Data excerpts:
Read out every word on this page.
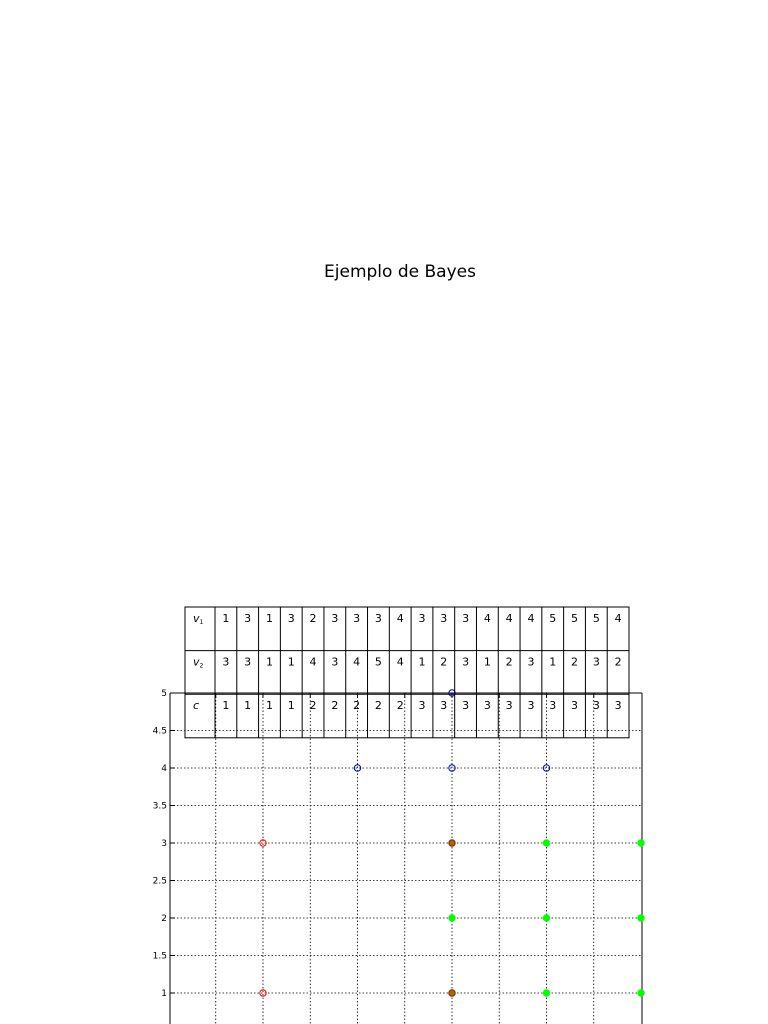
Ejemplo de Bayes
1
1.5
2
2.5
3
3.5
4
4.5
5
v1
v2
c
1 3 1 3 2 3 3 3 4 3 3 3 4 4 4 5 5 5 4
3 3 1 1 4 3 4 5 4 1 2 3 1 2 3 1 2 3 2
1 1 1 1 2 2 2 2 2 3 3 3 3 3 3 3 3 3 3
--
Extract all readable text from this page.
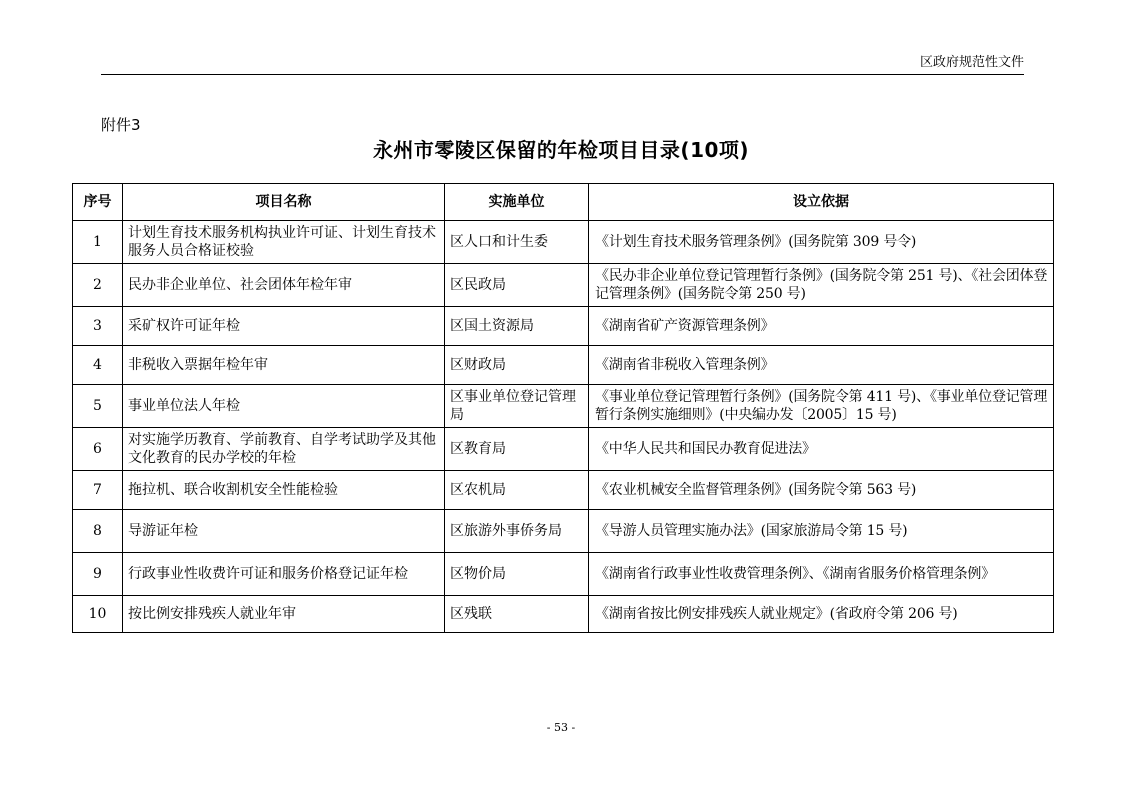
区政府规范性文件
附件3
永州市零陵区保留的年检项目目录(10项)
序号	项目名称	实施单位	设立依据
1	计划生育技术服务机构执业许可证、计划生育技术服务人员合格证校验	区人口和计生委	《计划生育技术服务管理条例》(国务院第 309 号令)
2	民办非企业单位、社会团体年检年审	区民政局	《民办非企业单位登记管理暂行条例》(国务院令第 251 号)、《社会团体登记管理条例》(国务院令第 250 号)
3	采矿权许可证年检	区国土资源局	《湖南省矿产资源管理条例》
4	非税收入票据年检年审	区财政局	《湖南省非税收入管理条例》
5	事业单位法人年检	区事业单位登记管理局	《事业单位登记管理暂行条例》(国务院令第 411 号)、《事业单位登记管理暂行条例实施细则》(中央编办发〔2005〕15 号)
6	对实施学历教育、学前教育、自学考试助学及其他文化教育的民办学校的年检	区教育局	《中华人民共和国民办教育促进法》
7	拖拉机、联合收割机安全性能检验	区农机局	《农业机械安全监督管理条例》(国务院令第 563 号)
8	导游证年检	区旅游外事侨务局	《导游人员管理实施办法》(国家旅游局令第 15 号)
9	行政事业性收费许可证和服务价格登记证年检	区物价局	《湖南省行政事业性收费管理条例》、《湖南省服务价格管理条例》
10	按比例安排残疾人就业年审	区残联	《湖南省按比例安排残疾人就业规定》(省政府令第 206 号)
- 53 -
==
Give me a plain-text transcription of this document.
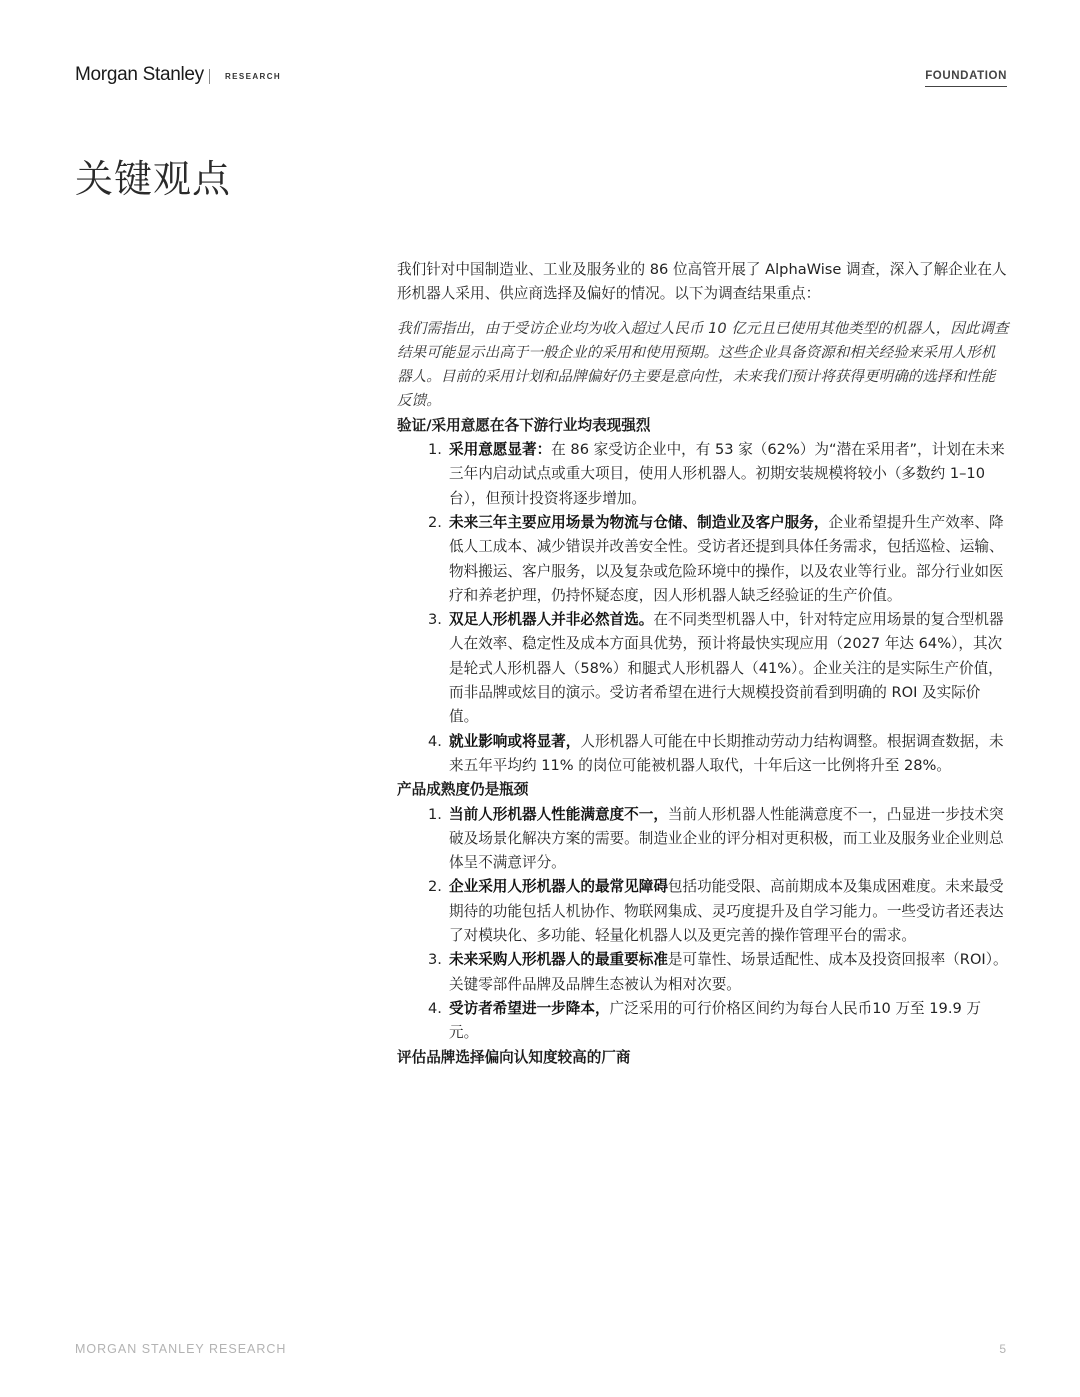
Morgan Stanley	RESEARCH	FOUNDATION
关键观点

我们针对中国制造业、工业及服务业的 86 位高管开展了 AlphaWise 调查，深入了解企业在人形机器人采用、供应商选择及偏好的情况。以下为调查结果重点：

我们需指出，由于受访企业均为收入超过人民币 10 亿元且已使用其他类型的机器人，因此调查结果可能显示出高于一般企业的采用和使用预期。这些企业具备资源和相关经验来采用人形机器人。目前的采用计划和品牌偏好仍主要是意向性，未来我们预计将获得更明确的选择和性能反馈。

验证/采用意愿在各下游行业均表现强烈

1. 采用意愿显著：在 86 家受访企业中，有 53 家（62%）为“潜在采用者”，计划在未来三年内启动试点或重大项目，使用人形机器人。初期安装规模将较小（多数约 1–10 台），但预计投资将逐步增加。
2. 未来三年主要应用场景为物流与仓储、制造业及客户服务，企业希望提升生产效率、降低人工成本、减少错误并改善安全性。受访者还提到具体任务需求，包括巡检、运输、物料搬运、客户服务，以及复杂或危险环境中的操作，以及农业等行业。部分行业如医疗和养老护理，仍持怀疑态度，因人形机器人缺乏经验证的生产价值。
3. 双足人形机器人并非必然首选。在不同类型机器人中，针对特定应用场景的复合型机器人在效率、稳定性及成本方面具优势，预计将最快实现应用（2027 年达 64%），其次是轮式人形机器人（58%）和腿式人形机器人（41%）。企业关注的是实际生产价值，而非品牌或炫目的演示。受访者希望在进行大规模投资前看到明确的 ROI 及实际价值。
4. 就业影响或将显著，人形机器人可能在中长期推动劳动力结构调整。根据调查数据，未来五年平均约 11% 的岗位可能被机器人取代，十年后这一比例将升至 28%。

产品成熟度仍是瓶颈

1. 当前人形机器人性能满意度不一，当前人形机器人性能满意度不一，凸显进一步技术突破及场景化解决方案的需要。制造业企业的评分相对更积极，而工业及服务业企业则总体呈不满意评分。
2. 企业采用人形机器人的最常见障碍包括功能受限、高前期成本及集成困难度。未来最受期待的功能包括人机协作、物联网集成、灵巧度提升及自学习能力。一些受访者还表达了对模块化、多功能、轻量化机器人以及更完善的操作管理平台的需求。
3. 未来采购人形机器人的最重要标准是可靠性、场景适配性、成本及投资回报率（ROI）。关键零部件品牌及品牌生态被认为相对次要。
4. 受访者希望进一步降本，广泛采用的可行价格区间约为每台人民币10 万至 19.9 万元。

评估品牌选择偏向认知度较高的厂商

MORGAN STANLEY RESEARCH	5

- [THE EXERCISE] Search the listing for the word "RESEARCH" and return each line that holds it.

- [RESULT OF THE EXERCISE]
Morgan Stanley	RESEARCH	FOUNDATION
MORGAN STANLEY RESEARCH	5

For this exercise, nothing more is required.